**Work instructions:**
Copy every line with the string "South" in it.

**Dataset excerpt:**
┄┄┄┄┄┄

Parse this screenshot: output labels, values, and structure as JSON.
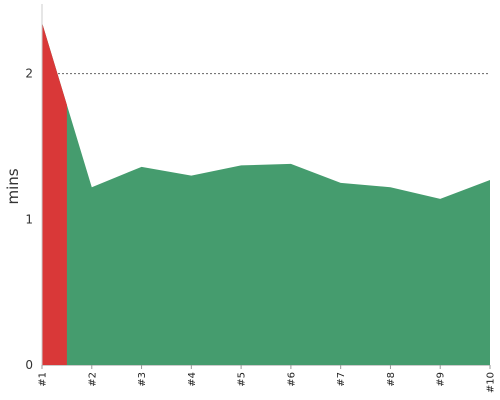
{
  "chart_data": {
    "type": "area",
    "categories": [
      "#1",
      "#2",
      "#3",
      "#4",
      "#5",
      "#6",
      "#7",
      "#8",
      "#9",
      "#10"
    ],
    "values": [
      2.35,
      1.22,
      1.36,
      1.3,
      1.37,
      1.38,
      1.25,
      1.22,
      1.14,
      1.27
    ],
    "highlight": {
      "from": "#1",
      "to_fraction": 0.5,
      "color": "#d93838"
    },
    "xlabel": "",
    "ylabel": "mins",
    "yticks": [
      0,
      1,
      2
    ],
    "ylim": [
      0,
      2.45
    ],
    "grid": "horizontal dashed",
    "colors": {
      "area": "#459c6e",
      "highlight": "#d93838",
      "grid": "#666666",
      "axis": "#cccccc"
    }
  }
}
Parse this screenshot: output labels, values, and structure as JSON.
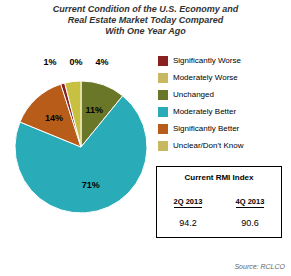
{
  "chart_data": [
    {
      "type": "pie",
      "title": "Current Condition of the U.S. Economy and\nReal Estate Market Today Compared\nWith One Year Ago",
      "values": [
        11,
        71,
        14,
        1,
        0,
        4
      ],
      "value_labels": [
        "11%",
        "71%",
        "14%",
        "1%",
        "0%",
        "4%"
      ],
      "colors": [
        "#6B7728",
        "#2AABB8",
        "#B85C1A",
        "#8B2020",
        "#C8B860",
        "#C8C040"
      ],
      "data_labels": true,
      "legend": "right",
      "series": [
        {
          "name": "Significantly Worse",
          "color": "#8B2020"
        },
        {
          "name": "Moderately Worse",
          "color": "#C8B860"
        },
        {
          "name": "Unchanged",
          "color": "#6B7728"
        },
        {
          "name": "Moderately Better",
          "color": "#2AABB8"
        },
        {
          "name": "Significantly Better",
          "color": "#B85C1A"
        },
        {
          "name": "Unclear/Don't Know",
          "color": "#C8B860"
        }
      ],
      "annotations": [
        "Source: RCLCO"
      ]
    },
    {
      "type": "table",
      "title": "Current RMI Index",
      "categories": [
        "2Q 2013",
        "4Q 2013"
      ],
      "values": [
        94.2,
        90.6
      ]
    }
  ]
}
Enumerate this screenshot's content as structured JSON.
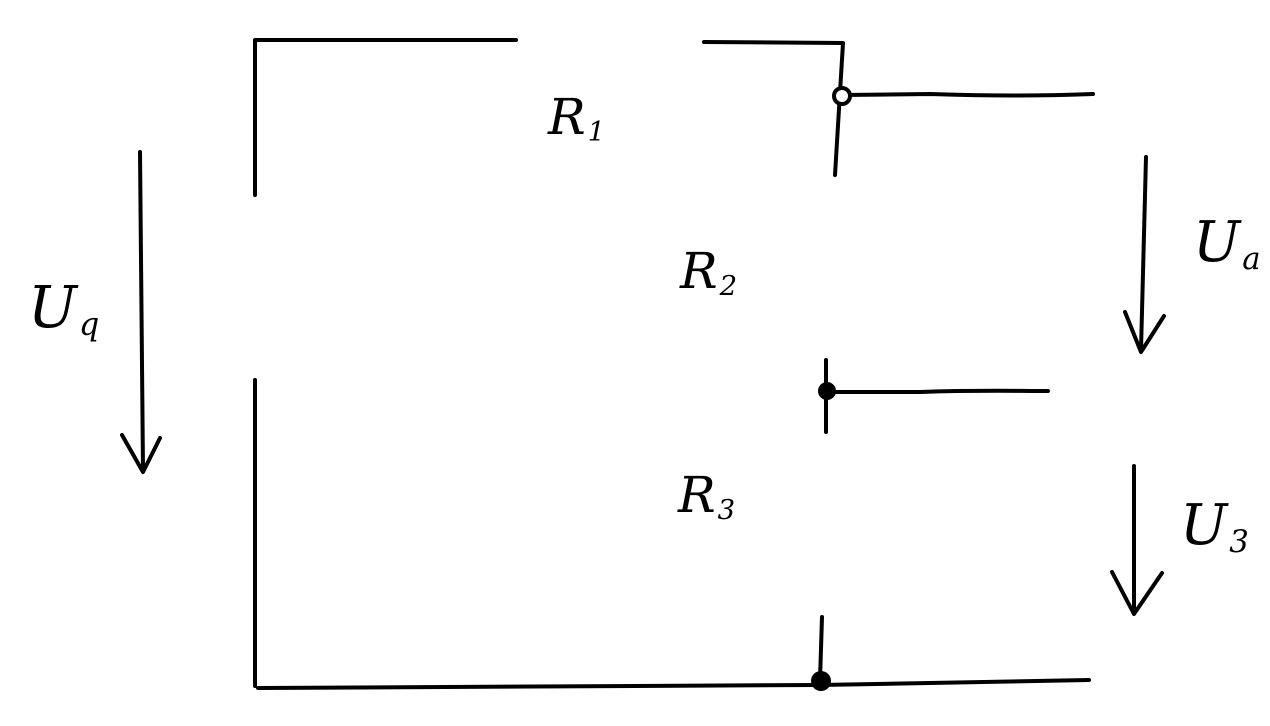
{
  "diagram": {
    "type": "electrical circuit (voltage divider)",
    "stroke_color": "#000000",
    "background": "#ffffff",
    "labels": {
      "source_voltage": {
        "main": "U",
        "sub": "q"
      },
      "r1": {
        "main": "R",
        "sub": "1"
      },
      "r2": {
        "main": "R",
        "sub": "2"
      },
      "r3": {
        "main": "R",
        "sub": "3"
      },
      "output_voltage": {
        "main": "U",
        "sub": "a"
      },
      "u3_voltage": {
        "main": "U",
        "sub": "3"
      }
    }
  }
}
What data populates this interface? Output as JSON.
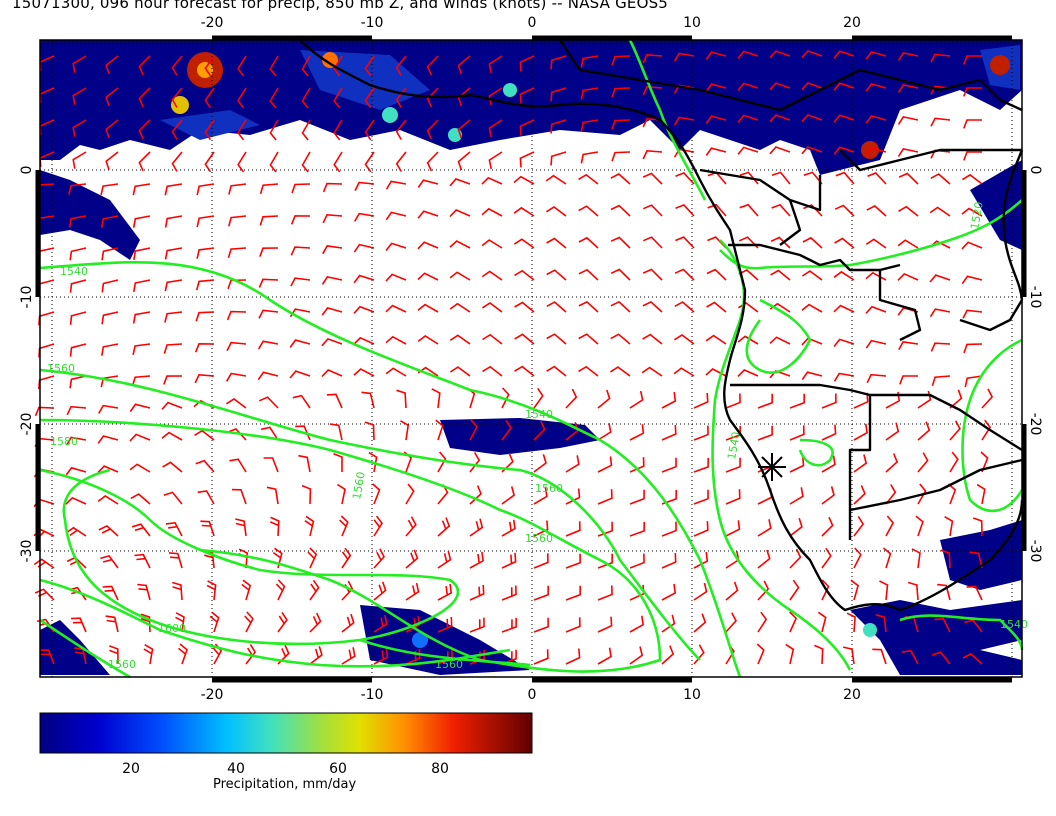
{
  "title": "15071300, 096 hour forecast for precip, 850 mb Z, and winds (knots) -- NASA GEOS5",
  "map": {
    "lon_range": [
      -30,
      30
    ],
    "lat_range": [
      -40,
      10
    ],
    "graticule": "dotted",
    "x_ticks": [
      "-20",
      "-10",
      "0",
      "10",
      "20"
    ],
    "y_ticks": [
      "0",
      "-10",
      "-20",
      "-30"
    ],
    "contour_labels": [
      "1520",
      "1540",
      "1560",
      "1540",
      "1560",
      "1560",
      "1600",
      "1560",
      "1560",
      "1580",
      "1540",
      "1560",
      "1540"
    ],
    "colors": {
      "coastline": "#000000",
      "contour": "#22ee22",
      "wind_barb": "#ff0000",
      "precip_low": "#000080",
      "precip_high": "#7a0000"
    }
  },
  "colorbar": {
    "title": "Precipitation, mm/day",
    "ticks": [
      "20",
      "40",
      "60",
      "80"
    ],
    "range": [
      0,
      100
    ]
  }
}
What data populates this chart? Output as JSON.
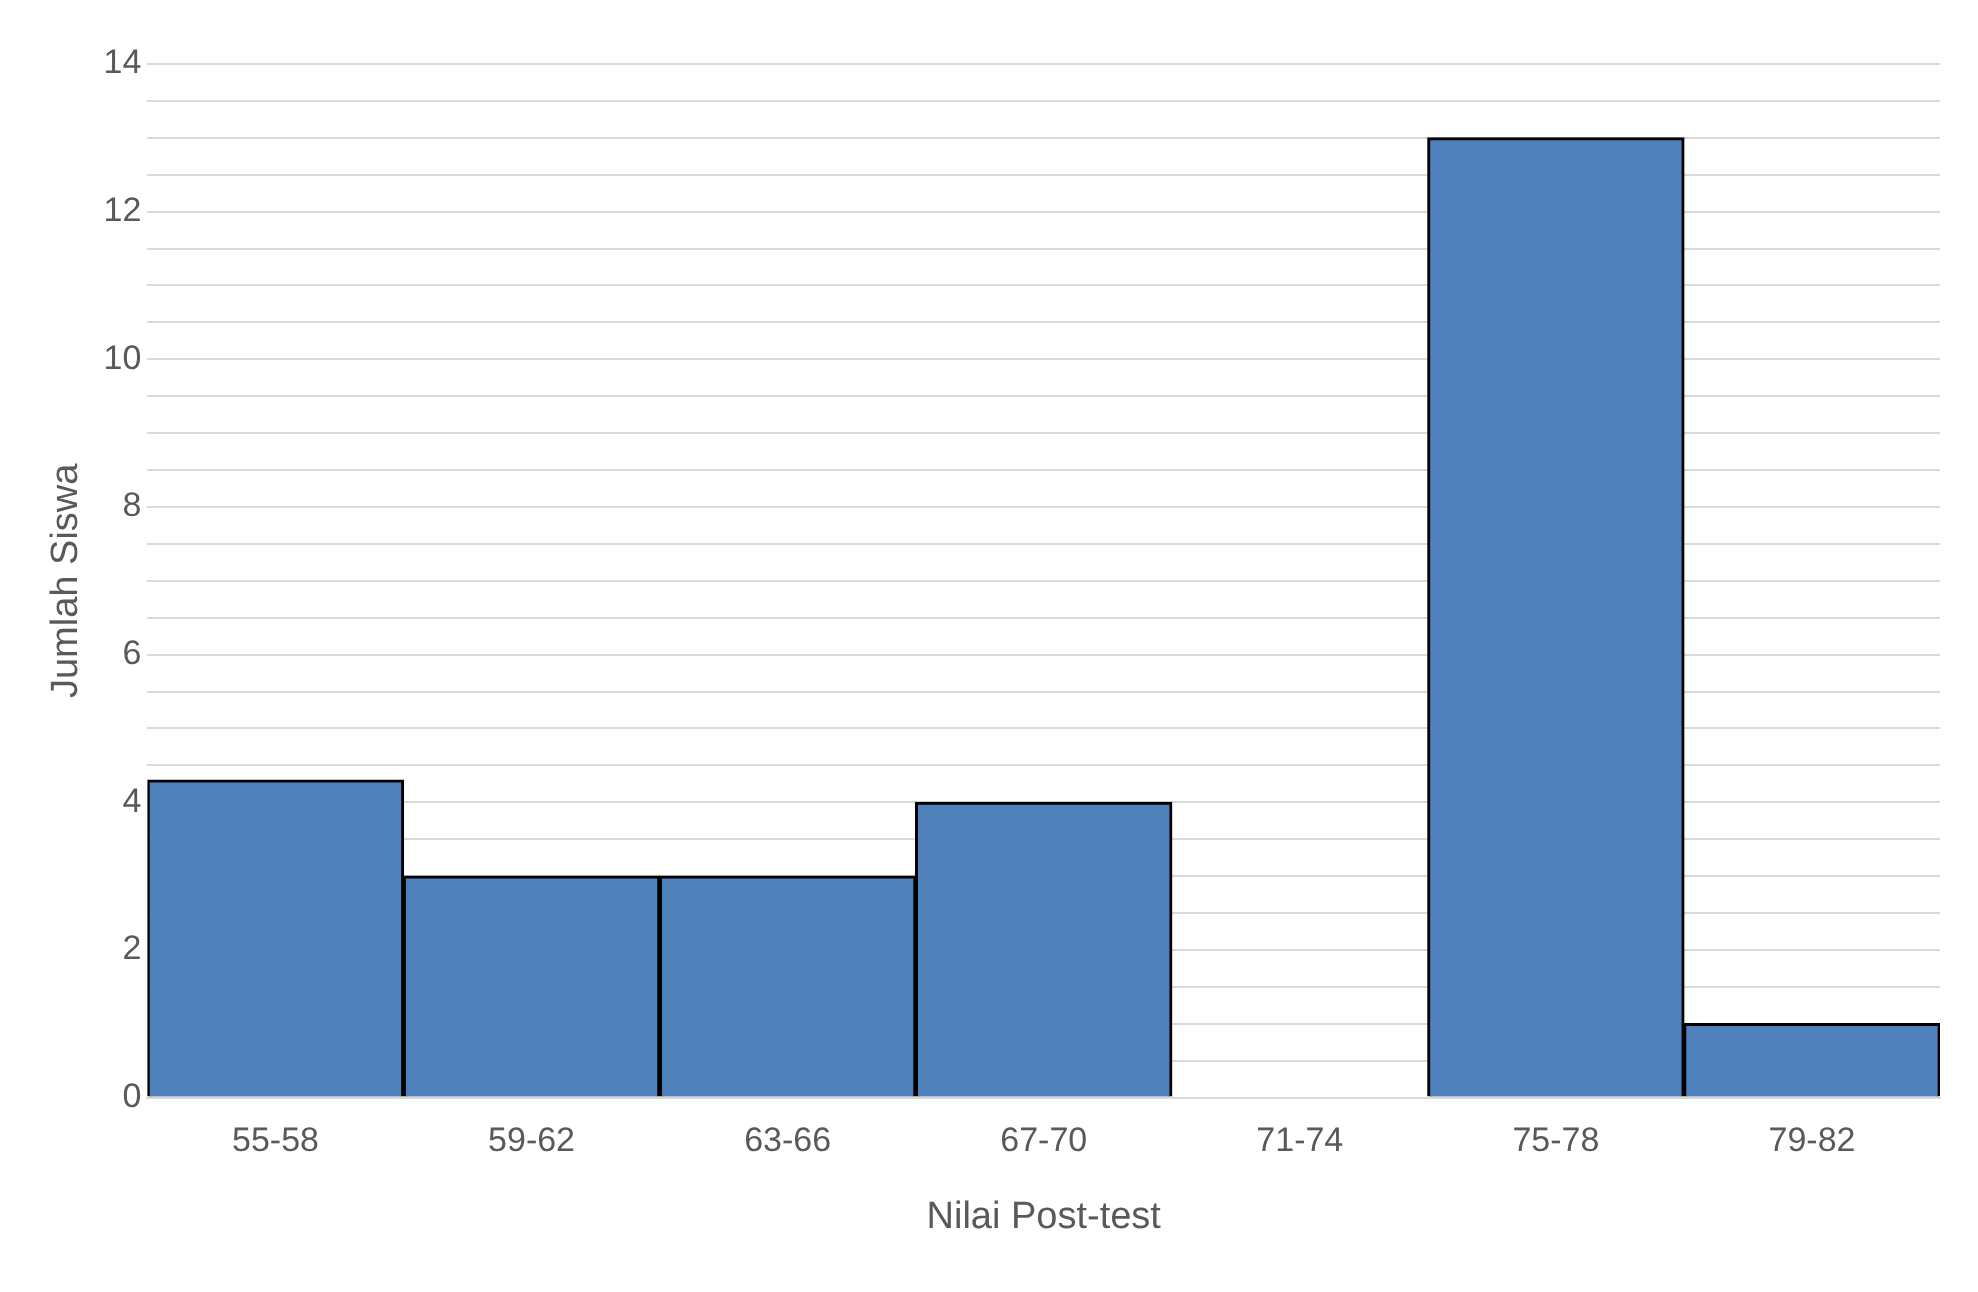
{
  "chart_data": {
    "type": "bar",
    "xlabel": "Nilai Post-test",
    "ylabel": "Jumlah Siswa",
    "categories": [
      "55-58",
      "59-62",
      "63-66",
      "67-70",
      "71-74",
      "75-78",
      "79-82"
    ],
    "values": [
      4.3,
      3,
      3,
      4,
      0,
      13,
      1
    ],
    "color": "#4f81bd",
    "ylim": [
      0,
      14
    ],
    "yticks": [
      0,
      {
        "value": 0.5,
        "label": null
      },
      2,
      {
        "value": 1,
        "label": null
      },
      {
        "value": 1.5,
        "label": null
      },
      {
        "value": 2.5,
        "label": null
      },
      {
        "value": 3,
        "label": null
      },
      {
        "value": 3.5,
        "label": null
      },
      4,
      {
        "value": 4.5,
        "label": null
      },
      {
        "value": 5,
        "label": null
      },
      {
        "value": 5.5,
        "label": null
      },
      6,
      {
        "value": 6.5,
        "label": null
      },
      {
        "value": 7,
        "label": null
      },
      {
        "value": 7.5,
        "label": null
      },
      8,
      {
        "value": 8.5,
        "label": null
      },
      {
        "value": 9,
        "label": null
      },
      {
        "value": 9.5,
        "label": null
      },
      10,
      {
        "value": 10.5,
        "label": null
      },
      {
        "value": 11,
        "label": null
      },
      {
        "value": 11.5,
        "label": null
      },
      12,
      {
        "value": 12.5,
        "label": null
      },
      {
        "value": 13,
        "label": null
      },
      {
        "value": 13.5,
        "label": null
      },
      14
    ],
    "grid": "y",
    "legend": false
  }
}
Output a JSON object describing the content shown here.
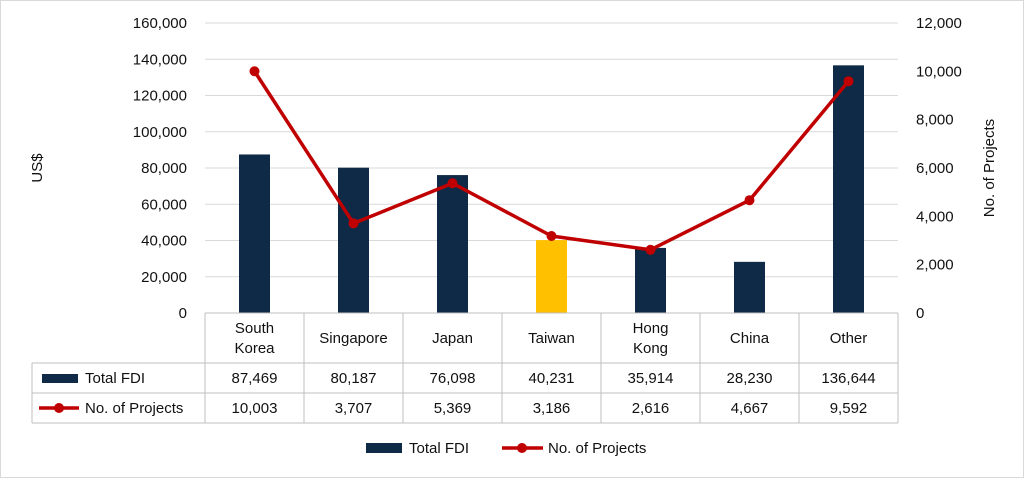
{
  "chart_data": {
    "type": "bar+line",
    "categories": [
      [
        "South",
        "Korea"
      ],
      [
        "Singapore"
      ],
      [
        "Japan"
      ],
      [
        "Taiwan"
      ],
      [
        "Hong",
        "Kong"
      ],
      [
        "China"
      ],
      [
        "Other"
      ]
    ],
    "series": [
      {
        "name": "Total FDI",
        "type": "bar",
        "axis": "left",
        "color": "#0f2a47",
        "highlight": {
          "index": 3,
          "color": "#ffc000"
        },
        "values": [
          87469,
          80187,
          76098,
          40231,
          35914,
          28230,
          136644
        ],
        "labels": [
          "87,469",
          "80,187",
          "76,098",
          "40,231",
          "35,914",
          "28,230",
          "136,644"
        ]
      },
      {
        "name": "No. of Projects",
        "type": "line",
        "axis": "right",
        "color": "#c00000",
        "values": [
          10003,
          3707,
          5369,
          3186,
          2616,
          4667,
          9592
        ],
        "labels": [
          "10,003",
          "3,707",
          "5,369",
          "3,186",
          "2,616",
          "4,667",
          "9,592"
        ]
      }
    ],
    "ylabel": "US$",
    "y2label": "No. of Projects",
    "ylim": [
      0,
      160000
    ],
    "y2lim": [
      0,
      12000
    ],
    "yticks": [
      "0",
      "20,000",
      "40,000",
      "60,000",
      "80,000",
      "100,000",
      "120,000",
      "140,000",
      "160,000"
    ],
    "y2ticks": [
      "0",
      "2,000",
      "4,000",
      "6,000",
      "8,000",
      "10,000",
      "12,000"
    ],
    "grid": true,
    "data_table": true,
    "legend_position": "bottom"
  }
}
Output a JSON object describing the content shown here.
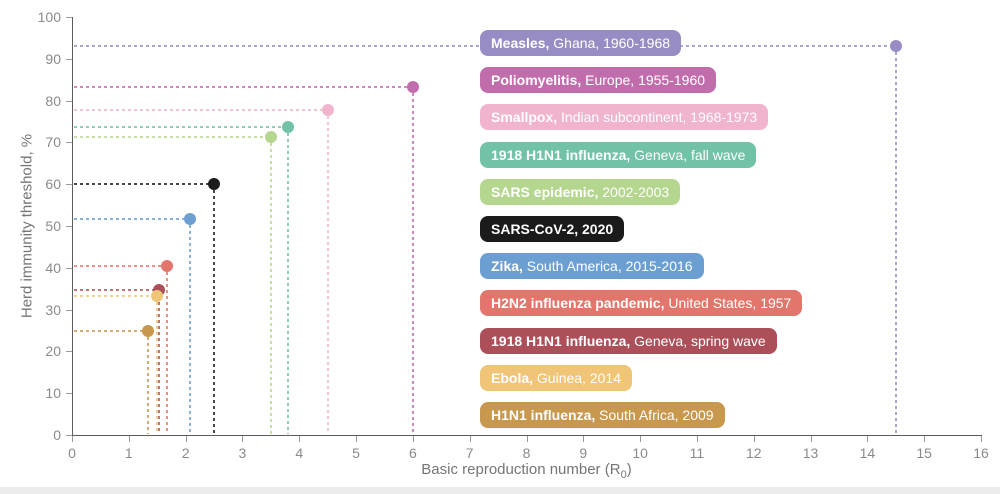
{
  "chart_data": {
    "type": "scatter",
    "title": "",
    "xlabel": "Basic reproduction number (R0)",
    "xlabel_pre": "Basic reproduction number (R",
    "xlabel_sub": "0",
    "xlabel_post": ")",
    "ylabel": "Herd immunity threshold, %",
    "xlim": [
      0,
      16
    ],
    "ylim": [
      0,
      100
    ],
    "x_ticks": [
      0,
      1,
      2,
      3,
      4,
      5,
      6,
      7,
      8,
      9,
      10,
      11,
      12,
      13,
      14,
      15,
      16
    ],
    "y_ticks": [
      0,
      10,
      20,
      30,
      40,
      50,
      60,
      70,
      80,
      90,
      100
    ],
    "grid": false,
    "marker_style": "circle-with-dashed-drop-lines",
    "legend_position": "inline-badges-right",
    "points": [
      {
        "id": "measles",
        "label_bold": "Measles,",
        "label_rest": "Ghana, 1960-1968",
        "r0": 14.5,
        "herd_immunity_threshold_pct": 93.1,
        "color": "#998cc4"
      },
      {
        "id": "poliomyelitis",
        "label_bold": "Poliomyelitis,",
        "label_rest": "Europe, 1955-1960",
        "r0": 6.0,
        "herd_immunity_threshold_pct": 83.3,
        "color": "#c16dab"
      },
      {
        "id": "smallpox",
        "label_bold": "Smallpox,",
        "label_rest": "Indian subcontinent, 1968-1973",
        "r0": 4.5,
        "herd_immunity_threshold_pct": 77.8,
        "color": "#f0b4ce"
      },
      {
        "id": "1918-h1n1-fall-wave",
        "label_bold": "1918 H1N1 influenza,",
        "label_rest": "Geneva, fall wave",
        "r0": 3.8,
        "herd_immunity_threshold_pct": 73.7,
        "color": "#72c2a7"
      },
      {
        "id": "sars-epidemic",
        "label_bold": "SARS epidemic,",
        "label_rest": "2002-2003",
        "r0": 3.5,
        "herd_immunity_threshold_pct": 71.4,
        "color": "#b5d68e"
      },
      {
        "id": "sars-cov-2",
        "label_bold": "SARS-CoV-2, 2020",
        "label_rest": "",
        "r0": 2.5,
        "herd_immunity_threshold_pct": 60.0,
        "color": "#1b1b1b"
      },
      {
        "id": "zika",
        "label_bold": "Zika,",
        "label_rest": "South America, 2015-2016",
        "r0": 2.07,
        "herd_immunity_threshold_pct": 51.7,
        "color": "#6b9fd2"
      },
      {
        "id": "h2n2-pandemic",
        "label_bold": "H2N2 influenza pandemic,",
        "label_rest": "United States, 1957",
        "r0": 1.68,
        "herd_immunity_threshold_pct": 40.5,
        "color": "#e2766c"
      },
      {
        "id": "1918-h1n1-spring-wave",
        "label_bold": "1918 H1N1 influenza,",
        "label_rest": "Geneva, spring wave",
        "r0": 1.53,
        "herd_immunity_threshold_pct": 34.6,
        "color": "#ad4f59"
      },
      {
        "id": "ebola",
        "label_bold": "Ebola,",
        "label_rest": "Guinea, 2014",
        "r0": 1.5,
        "herd_immunity_threshold_pct": 33.3,
        "color": "#f0c577"
      },
      {
        "id": "h1n1-2009",
        "label_bold": "H1N1 influenza,",
        "label_rest": "South Africa, 2009",
        "r0": 1.33,
        "herd_immunity_threshold_pct": 24.8,
        "color": "#c8984e"
      }
    ]
  }
}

┄┄┄┄┄┄

**Expected answer:**
        "South",
        "label_rest": "South America, 2015-2016",
        "label_rest": "South Africa, 2009",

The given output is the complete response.